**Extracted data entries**

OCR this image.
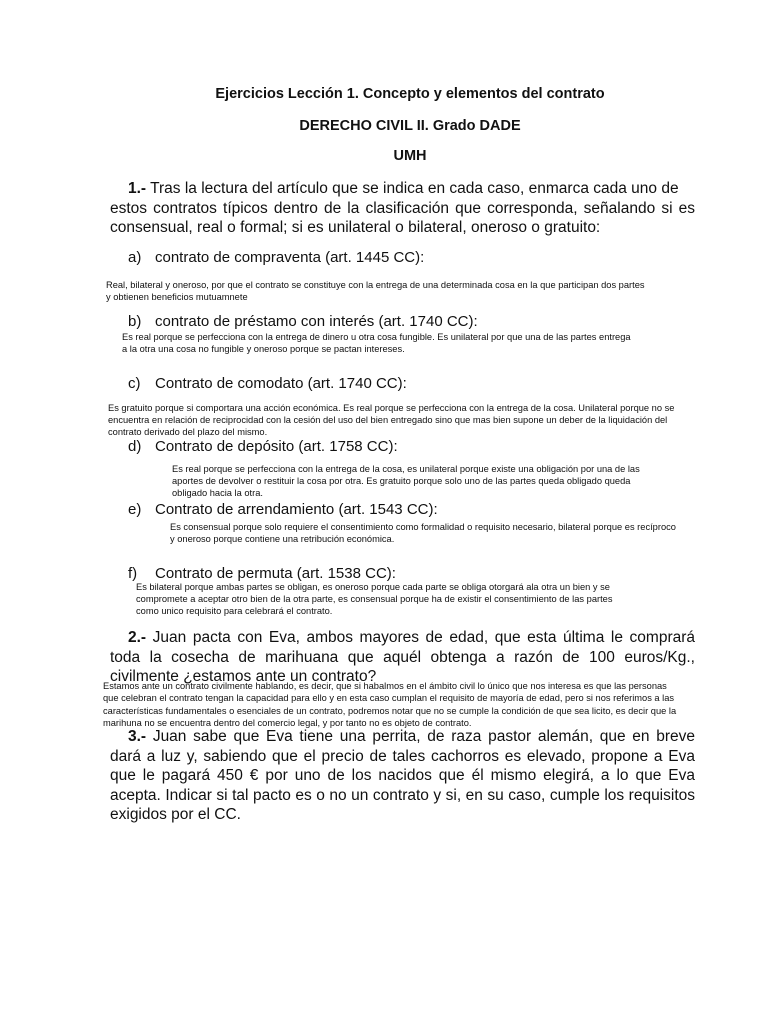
Ejercicios Lección 1. Concepto y elementos del contrato
DERECHO CIVIL II. Grado DADE
UMH
1.- Tras la lectura del artículo que se indica en cada caso, enmarca cada uno de
estos contratos típicos dentro de la clasificación que corresponda, señalando si es
consensual, real o formal; si es unilateral o bilateral, oneroso o gratuito:
a) contrato de compraventa (art. 1445 CC):

Real, bilateral y oneroso, por que el contrato se constituye con la entrega de una determinada cosa en la que participan dos partes

y obtienen beneficios mutuamnete

b) contrato de préstamo con interés (art. 1740 CC):

Es real porque se perfecciona con la entrega de dinero u otra cosa fungible. Es unilateral por que una de las partes entrega

a la otra una cosa no fungible y oneroso porque se pactan intereses.

c) Contrato de comodato (art. 1740 CC):

Es gratuito porque si comportara una acción económica. Es real porque se perfecciona con la entrega de la cosa. Unilateral porque no se

encuentra en relación de reciprocidad con la cesión del uso del bien entregado sino que mas bien supone un deber de la liquidación del

contrato derivado del plazo del mismo.

d) Contrato de depósito (art. 1758 CC):

Es real porque se perfecciona con la entrega de la cosa, es unilateral porque existe una obligación por una de las

aportes de devolver o restituir la cosa por otra. Es gratuito porque solo uno de las partes queda obligado queda

obligado hacia la otra.

e) Contrato de arrendamiento (art. 1543 CC):

Es consensual porque solo requiere el consentimiento como formalidad o requisito necesario, bilateral porque es recíproco

y oneroso porque contiene una retribución económica.

f) Contrato de permuta (art. 1538 CC):

Es bilateral porque ambas partes se obligan, es oneroso porque cada parte se obliga otorgará ala otra un bien y se

compromete a aceptar otro bien de la otra parte, es consensual porque ha de existir el consentimiento de las partes

como unico requisito para celebrará el contrato.

2.- Juan pacta con Eva, ambos mayores de edad, que esta última le comprará
toda la cosecha de marihuana que aquél obtenga a razón de 100 euros/Kg.,
civilmente ¿estamos ante un contrato?

Estamos ante un contrato civilmente hablando, es decir, que si habalmos en el ámbito civil lo único que nos interesa es que las personas

que celebran el contrato tengan la capacidad para ello y en esta caso cumplan el requisito de mayoría de edad, pero si nos referimos a las

características fundamentales o esenciales de un contrato, podremos notar que no se cumple la condición de que sea licito, es decir que la

marihuna no se encuentra dentro del comercio legal, y por tanto no es objeto de contrato.

3.- Juan sabe que Eva tiene una perrita, de raza pastor alemán, que en breve
dará a luz y, sabiendo que el precio de tales cachorros es elevado, propone a Eva
que le pagará 450 € por uno de los nacidos que él mismo elegirá, a lo que Eva
acepta. Indicar si tal pacto es o no un contrato y si, en su caso, cumple los requisitos
exigidos por el CC.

**Exercise brief**
Return each line where "obligado" shows up.

**Final answer**
aportes de devolver o restituir la cosa por otra. Es gratuito porque solo uno de las partes queda obligado queda
obligado hacia la otra.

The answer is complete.